Your instructions:
Transcribe the records below in full; pictures stay out of the copy.

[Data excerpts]
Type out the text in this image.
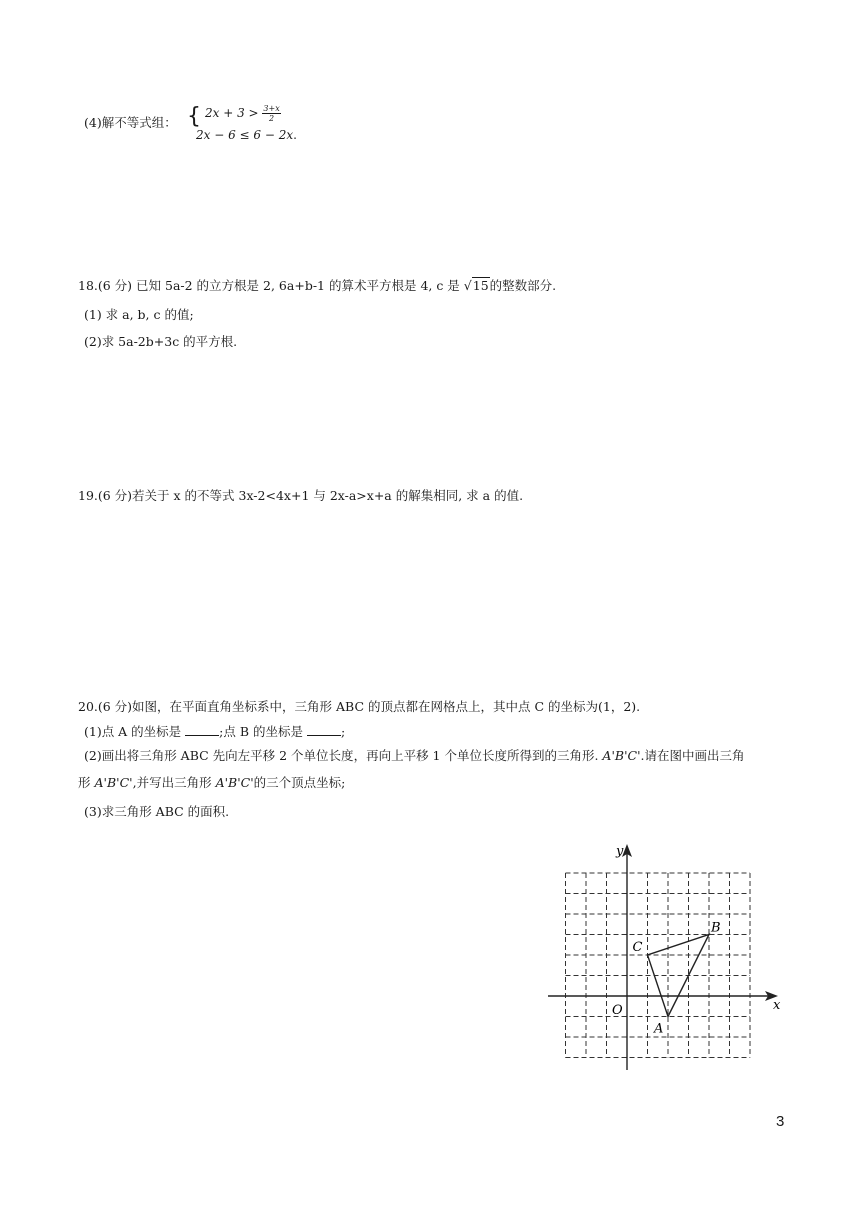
(4)解不等式组： { $2x + 3 > \frac{3+x}{2}$
2x − 6 ≤ 6 − 2x.
18.(6 分) 已知 5a-2 的立方根是 2, 6a+b-1 的算术平方根是 4, c 是 √15的整数部分.
(1) 求 a, b, c 的值;
(2)求 5a-2b+3c 的平方根.
19.(6 分)若关于 x 的不等式 3x-2<4x+1 与 2x-a>x+a 的解集相同, 求 a 的值.
20.(6 分)如图，在平面直角坐标系中，三角形 ABC 的顶点都在网格点上，其中点 C 的坐标为(1，2).
(1)点 A 的坐标是	;点 B 的坐标是	;
(2)画出将三角形 ABC 先向左平移 2 个单位长度，再向上平移 1 个单位长度所得到的三角形. A'B'C'.请在图中画出三角
形 A'B'C',并写出三角形 A'B'C'的三个顶点坐标;
(3)求三角形 ABC 的面积.
x
y
O
A
B
C
3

Result for this task:
Type out the text in this image.
(4)解不等式组： { $2x + 3 > \frac{3+x}{2}$
2x − 6 ≤ 6 − 2x.
18.(6 分) 已知 5a-2 的立方根是 2, 6a+b-1 的算术平方根是 4, c 是 √15的整数部分.
(1) 求 a, b, c 的值;
(2)求 5a-2b+3c 的平方根.
19.(6 分)若关于 x 的不等式 3x-2<4x+1 与 2x-a>x+a 的解集相同, 求 a 的值.
20.(6 分)如图，在平面直角坐标系中，三角形 ABC 的顶点都在网格点上，其中点 C 的坐标为(1，2).
(1)点 A 的坐标是	;点 B 的坐标是	;
(2)画出将三角形 ABC 先向左平移 2 个单位长度，再向上平移 1 个单位长度所得到的三角形. A'B'C'.请在图中画出三角
形 A'B'C',并写出三角形 A'B'C'的三个顶点坐标;
(3)求三角形 ABC 的面积.
x
y
O
A
B
C
3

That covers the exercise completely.